**Written request:** Only lines holding the string "activa" are wanted; copy each one from the material.

⟨

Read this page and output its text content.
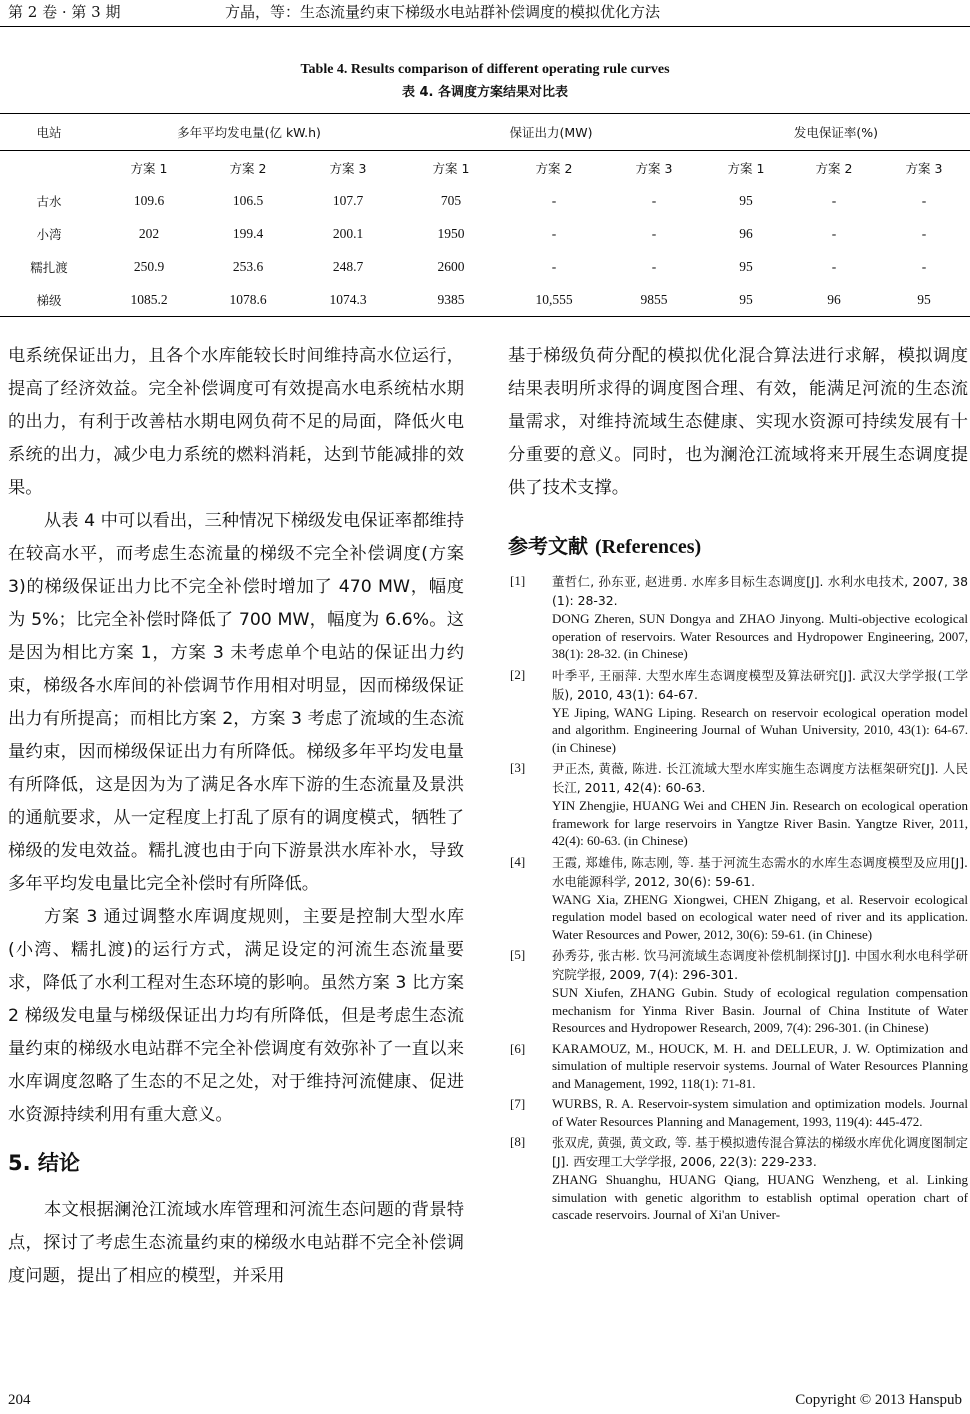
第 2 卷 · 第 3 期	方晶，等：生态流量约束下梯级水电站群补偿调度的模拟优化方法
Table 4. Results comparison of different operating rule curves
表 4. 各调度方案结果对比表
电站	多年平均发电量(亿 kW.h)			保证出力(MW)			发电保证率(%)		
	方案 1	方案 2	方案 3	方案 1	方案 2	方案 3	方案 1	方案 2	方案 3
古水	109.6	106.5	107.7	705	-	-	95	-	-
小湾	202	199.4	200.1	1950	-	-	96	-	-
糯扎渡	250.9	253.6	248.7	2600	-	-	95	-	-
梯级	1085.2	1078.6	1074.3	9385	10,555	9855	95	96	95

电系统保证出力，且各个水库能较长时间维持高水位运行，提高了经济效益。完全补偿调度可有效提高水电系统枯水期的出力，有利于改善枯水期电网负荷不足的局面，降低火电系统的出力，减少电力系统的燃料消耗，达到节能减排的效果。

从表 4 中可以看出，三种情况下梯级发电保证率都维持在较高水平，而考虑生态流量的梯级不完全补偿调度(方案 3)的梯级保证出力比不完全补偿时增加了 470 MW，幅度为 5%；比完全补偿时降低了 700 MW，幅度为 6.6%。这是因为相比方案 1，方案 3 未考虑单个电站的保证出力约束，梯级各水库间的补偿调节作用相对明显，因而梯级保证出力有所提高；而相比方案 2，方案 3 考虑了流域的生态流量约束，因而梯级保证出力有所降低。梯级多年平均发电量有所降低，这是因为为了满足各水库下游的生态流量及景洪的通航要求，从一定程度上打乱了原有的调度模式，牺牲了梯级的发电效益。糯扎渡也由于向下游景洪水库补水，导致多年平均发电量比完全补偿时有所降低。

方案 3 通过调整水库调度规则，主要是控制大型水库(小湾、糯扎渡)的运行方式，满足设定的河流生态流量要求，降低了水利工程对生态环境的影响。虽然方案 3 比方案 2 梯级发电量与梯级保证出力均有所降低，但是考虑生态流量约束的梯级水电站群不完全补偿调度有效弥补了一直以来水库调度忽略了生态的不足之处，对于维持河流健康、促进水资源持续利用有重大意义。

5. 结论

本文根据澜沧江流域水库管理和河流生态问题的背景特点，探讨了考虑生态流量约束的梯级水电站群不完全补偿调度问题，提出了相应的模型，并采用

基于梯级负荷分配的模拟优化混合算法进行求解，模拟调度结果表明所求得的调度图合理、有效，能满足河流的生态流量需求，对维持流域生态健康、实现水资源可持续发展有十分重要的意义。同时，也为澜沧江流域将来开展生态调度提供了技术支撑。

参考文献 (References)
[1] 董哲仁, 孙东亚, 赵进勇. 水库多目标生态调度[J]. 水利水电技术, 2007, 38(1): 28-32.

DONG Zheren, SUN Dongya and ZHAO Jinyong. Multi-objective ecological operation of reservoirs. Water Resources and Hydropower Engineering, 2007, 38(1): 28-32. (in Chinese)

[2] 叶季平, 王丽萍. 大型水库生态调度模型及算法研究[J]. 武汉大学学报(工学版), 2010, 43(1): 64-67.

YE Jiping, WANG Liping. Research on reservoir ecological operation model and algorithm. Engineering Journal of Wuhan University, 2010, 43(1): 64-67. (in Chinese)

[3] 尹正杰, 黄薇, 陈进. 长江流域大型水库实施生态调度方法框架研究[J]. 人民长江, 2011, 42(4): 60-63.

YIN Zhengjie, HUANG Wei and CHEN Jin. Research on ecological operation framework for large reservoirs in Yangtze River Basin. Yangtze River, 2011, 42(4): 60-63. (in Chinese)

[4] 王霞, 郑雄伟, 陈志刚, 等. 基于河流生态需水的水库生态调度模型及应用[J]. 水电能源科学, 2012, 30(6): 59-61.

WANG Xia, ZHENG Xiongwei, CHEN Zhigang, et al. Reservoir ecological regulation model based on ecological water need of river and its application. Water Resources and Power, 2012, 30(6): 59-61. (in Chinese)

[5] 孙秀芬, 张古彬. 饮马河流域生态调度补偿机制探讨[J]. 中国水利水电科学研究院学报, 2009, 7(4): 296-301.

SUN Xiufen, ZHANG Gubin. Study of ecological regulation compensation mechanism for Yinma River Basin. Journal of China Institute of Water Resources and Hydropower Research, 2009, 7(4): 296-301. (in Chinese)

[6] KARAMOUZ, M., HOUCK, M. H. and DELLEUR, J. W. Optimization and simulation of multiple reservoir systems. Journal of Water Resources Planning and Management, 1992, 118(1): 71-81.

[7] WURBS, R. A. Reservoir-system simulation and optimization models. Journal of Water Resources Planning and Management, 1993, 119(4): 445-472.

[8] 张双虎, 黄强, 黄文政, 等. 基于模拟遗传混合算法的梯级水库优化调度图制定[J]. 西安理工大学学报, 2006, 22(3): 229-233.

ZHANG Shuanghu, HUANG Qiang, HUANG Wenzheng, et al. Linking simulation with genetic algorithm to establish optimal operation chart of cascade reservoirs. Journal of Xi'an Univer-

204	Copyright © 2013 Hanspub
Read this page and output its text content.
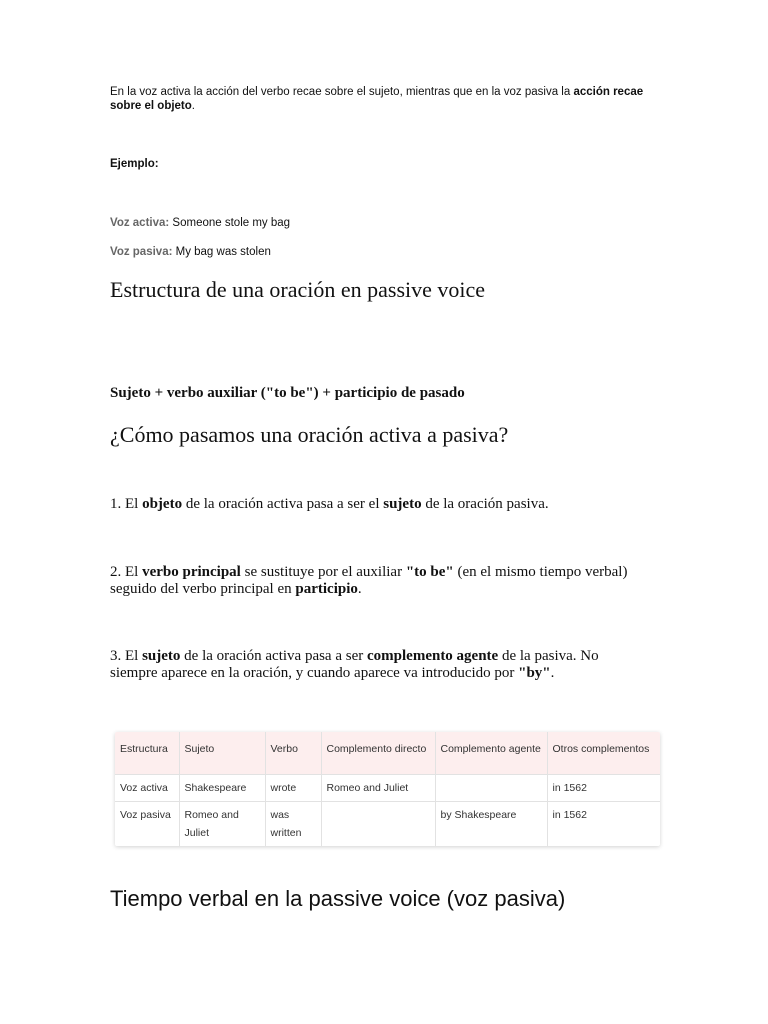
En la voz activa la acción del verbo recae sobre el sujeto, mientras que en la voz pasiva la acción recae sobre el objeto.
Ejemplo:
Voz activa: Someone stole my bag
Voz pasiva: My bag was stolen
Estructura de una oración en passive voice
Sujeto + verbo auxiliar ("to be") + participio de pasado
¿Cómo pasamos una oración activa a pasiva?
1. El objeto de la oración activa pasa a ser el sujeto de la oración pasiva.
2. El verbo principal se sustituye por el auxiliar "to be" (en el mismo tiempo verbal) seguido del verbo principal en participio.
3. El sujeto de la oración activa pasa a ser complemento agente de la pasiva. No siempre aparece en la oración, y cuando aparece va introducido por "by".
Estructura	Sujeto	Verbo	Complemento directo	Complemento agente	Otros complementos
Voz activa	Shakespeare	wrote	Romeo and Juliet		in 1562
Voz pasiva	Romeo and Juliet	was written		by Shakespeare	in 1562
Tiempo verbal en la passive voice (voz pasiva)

⟩
⟨

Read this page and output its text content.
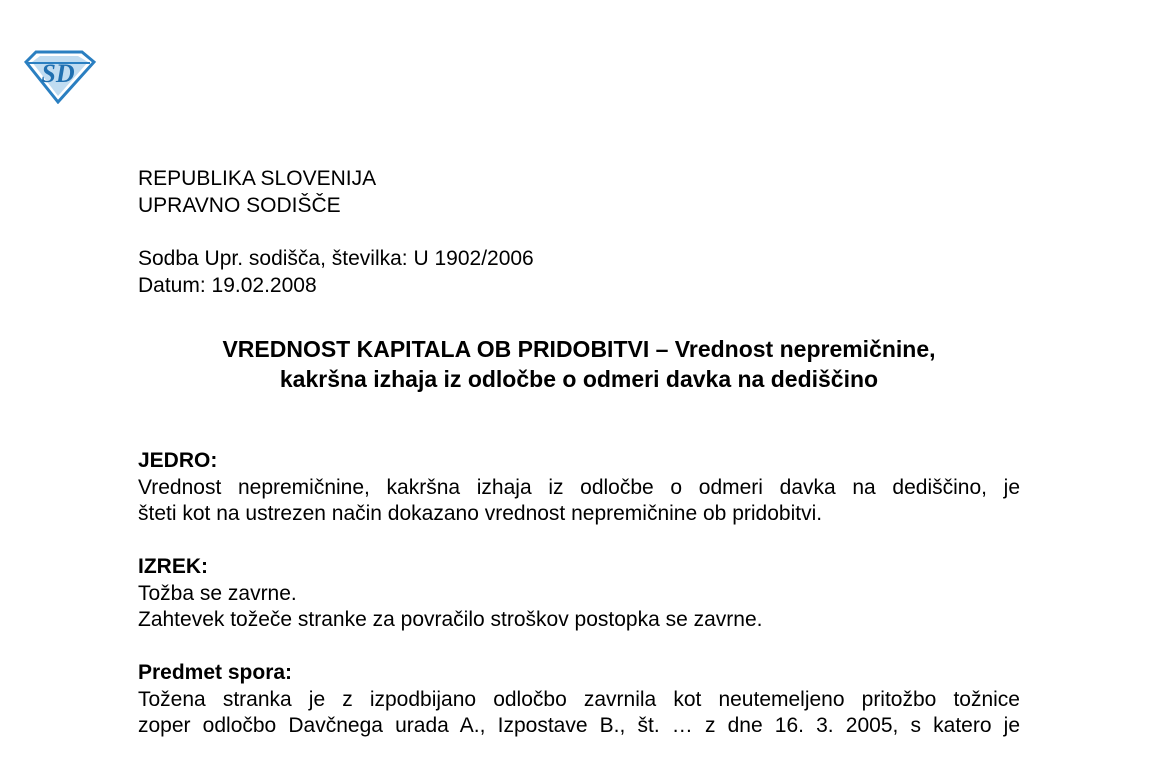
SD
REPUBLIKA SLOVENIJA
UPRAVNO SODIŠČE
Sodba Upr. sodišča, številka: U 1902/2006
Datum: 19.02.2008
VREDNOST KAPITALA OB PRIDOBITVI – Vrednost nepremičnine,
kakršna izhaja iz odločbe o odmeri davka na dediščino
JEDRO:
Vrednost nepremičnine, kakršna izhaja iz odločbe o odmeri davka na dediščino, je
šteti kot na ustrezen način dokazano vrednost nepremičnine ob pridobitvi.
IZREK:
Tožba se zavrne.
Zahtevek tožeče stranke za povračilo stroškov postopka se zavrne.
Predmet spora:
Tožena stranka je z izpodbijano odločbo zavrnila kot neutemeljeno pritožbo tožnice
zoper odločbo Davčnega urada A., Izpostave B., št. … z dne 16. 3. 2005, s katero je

⟩
⟨

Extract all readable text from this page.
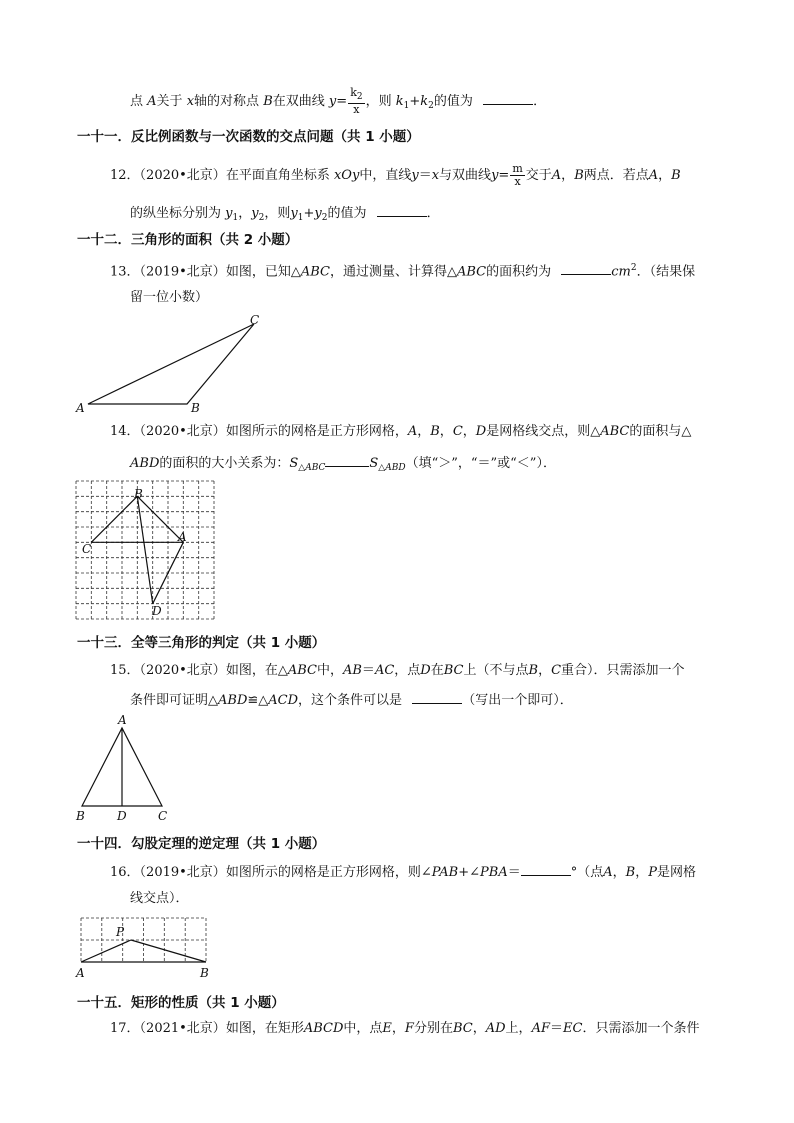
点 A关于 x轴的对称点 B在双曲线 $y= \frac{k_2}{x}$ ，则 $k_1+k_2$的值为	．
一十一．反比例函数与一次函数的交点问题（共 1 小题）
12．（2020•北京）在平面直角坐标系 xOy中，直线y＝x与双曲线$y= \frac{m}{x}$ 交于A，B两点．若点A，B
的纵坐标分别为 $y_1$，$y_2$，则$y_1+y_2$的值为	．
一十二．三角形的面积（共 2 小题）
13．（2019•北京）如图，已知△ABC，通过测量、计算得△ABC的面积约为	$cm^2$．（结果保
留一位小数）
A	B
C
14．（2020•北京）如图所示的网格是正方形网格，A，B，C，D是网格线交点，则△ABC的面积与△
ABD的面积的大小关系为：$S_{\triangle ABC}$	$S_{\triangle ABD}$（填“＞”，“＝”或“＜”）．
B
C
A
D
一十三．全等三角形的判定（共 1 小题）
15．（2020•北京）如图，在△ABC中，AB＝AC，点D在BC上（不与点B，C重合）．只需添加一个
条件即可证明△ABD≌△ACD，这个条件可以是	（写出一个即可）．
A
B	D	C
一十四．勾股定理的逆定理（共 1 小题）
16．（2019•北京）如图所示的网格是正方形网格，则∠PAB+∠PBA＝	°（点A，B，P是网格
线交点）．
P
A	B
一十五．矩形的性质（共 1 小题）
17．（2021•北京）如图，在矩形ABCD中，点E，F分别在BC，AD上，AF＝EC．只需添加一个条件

⟩

**Answer for this exercise:**
En la voz activa la acción del verbo recae sobre el sujeto, mientras que en la voz pasiva la acción recae sobre el objeto.
Voz activa: Someone stole my bag
¿Cómo pasamos una oración activa a pasiva?
1. El objeto de la oración activa pasa a ser el sujeto de la oración pasiva.
3. El sujeto de la oración activa pasa a ser complemento agente de la pasiva. No siempre aparece en la oración, y cuando aparece va introducido por "by".
Voz activa	Shakespeare	wrote	Romeo and Juliet		in 1562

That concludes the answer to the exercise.